_PROMPT_: Copy out the listing in full, exactly as written, but not its pictures.

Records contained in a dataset
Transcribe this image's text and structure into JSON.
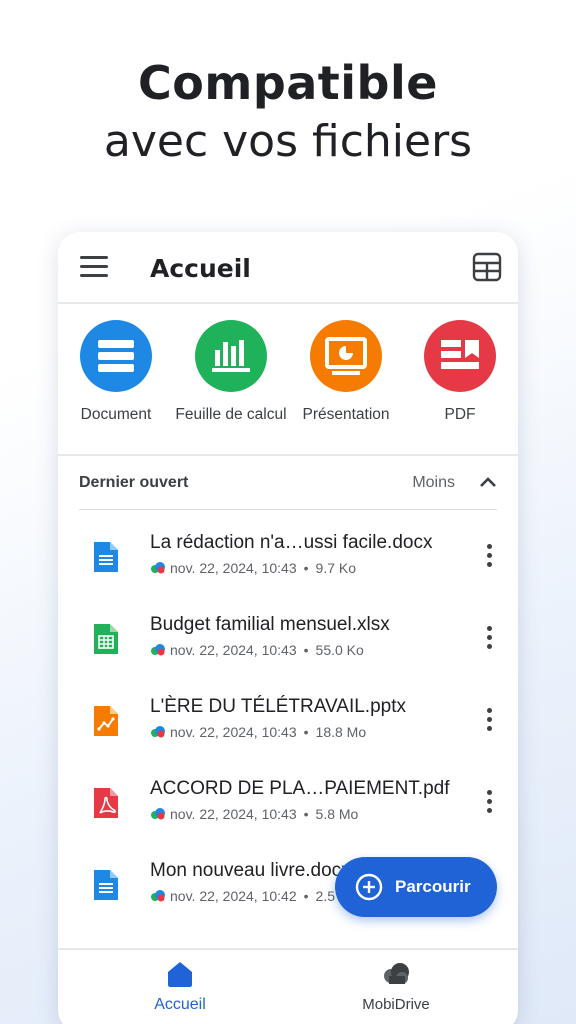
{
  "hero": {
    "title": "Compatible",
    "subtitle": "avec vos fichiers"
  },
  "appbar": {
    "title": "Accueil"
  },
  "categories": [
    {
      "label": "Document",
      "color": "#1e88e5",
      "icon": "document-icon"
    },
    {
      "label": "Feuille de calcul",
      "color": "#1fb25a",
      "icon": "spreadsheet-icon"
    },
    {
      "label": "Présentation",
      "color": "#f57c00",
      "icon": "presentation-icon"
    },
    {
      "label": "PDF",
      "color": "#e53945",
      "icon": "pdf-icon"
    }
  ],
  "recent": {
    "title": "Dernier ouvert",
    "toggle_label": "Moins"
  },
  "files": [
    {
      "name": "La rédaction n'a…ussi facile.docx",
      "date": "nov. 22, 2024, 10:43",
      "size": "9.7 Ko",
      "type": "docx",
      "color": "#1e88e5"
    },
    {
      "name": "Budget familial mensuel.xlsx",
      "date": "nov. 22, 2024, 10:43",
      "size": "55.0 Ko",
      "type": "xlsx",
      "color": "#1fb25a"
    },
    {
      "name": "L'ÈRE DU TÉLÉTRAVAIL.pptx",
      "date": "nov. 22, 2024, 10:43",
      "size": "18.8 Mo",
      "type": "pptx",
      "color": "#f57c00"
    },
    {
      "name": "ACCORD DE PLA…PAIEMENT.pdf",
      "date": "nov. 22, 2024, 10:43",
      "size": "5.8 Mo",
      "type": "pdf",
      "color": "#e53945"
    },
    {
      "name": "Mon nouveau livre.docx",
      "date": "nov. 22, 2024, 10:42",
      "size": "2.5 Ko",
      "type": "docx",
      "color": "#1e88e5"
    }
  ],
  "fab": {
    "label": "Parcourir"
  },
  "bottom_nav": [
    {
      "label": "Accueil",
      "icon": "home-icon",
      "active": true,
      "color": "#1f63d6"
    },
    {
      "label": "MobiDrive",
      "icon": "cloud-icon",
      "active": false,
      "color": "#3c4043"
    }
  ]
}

_RESULT FOR THIS TASK_:
Transcribe this image's text and structure into JSON.
{
  "hero": {
    "title": "Compatible",
    "subtitle": "avec vos fichiers"
  },
  "appbar": {
    "title": "Accueil"
  },
  "categories": [
    {
      "label": "Document",
      "color": "#1e88e5",
      "icon": "document-icon"
    },
    {
      "label": "Feuille de calcul",
      "color": "#1fb25a",
      "icon": "spreadsheet-icon"
    },
    {
      "label": "Présentation",
      "color": "#f57c00",
      "icon": "presentation-icon"
    },
    {
      "label": "PDF",
      "color": "#e53945",
      "icon": "pdf-icon"
    }
  ],
  "recent": {
    "title": "Dernier ouvert",
    "toggle_label": "Moins"
  },
  "files": [
    {
      "name": "La rédaction n'a…ussi facile.docx",
      "date": "nov. 22, 2024, 10:43",
      "size": "9.7 Ko",
      "type": "docx",
      "color": "#1e88e5"
    },
    {
      "name": "Budget familial mensuel.xlsx",
      "date": "nov. 22, 2024, 10:43",
      "size": "55.0 Ko",
      "type": "xlsx",
      "color": "#1fb25a"
    },
    {
      "name": "L'ÈRE DU TÉLÉTRAVAIL.pptx",
      "date": "nov. 22, 2024, 10:43",
      "size": "18.8 Mo",
      "type": "pptx",
      "color": "#f57c00"
    },
    {
      "name": "ACCORD DE PLA…PAIEMENT.pdf",
      "date": "nov. 22, 2024, 10:43",
      "size": "5.8 Mo",
      "type": "pdf",
      "color": "#e53945"
    },
    {
      "name": "Mon nouveau livre.docx",
      "date": "nov. 22, 2024, 10:42",
      "size": "2.5 Ko",
      "type": "docx",
      "color": "#1e88e5"
    }
  ],
  "fab": {
    "label": "Parcourir"
  },
  "bottom_nav": [
    {
      "label": "Accueil",
      "icon": "home-icon",
      "active": true,
      "color": "#1f63d6"
    },
    {
      "label": "MobiDrive",
      "icon": "cloud-icon",
      "active": false,
      "color": "#3c4043"
    }
  ]
}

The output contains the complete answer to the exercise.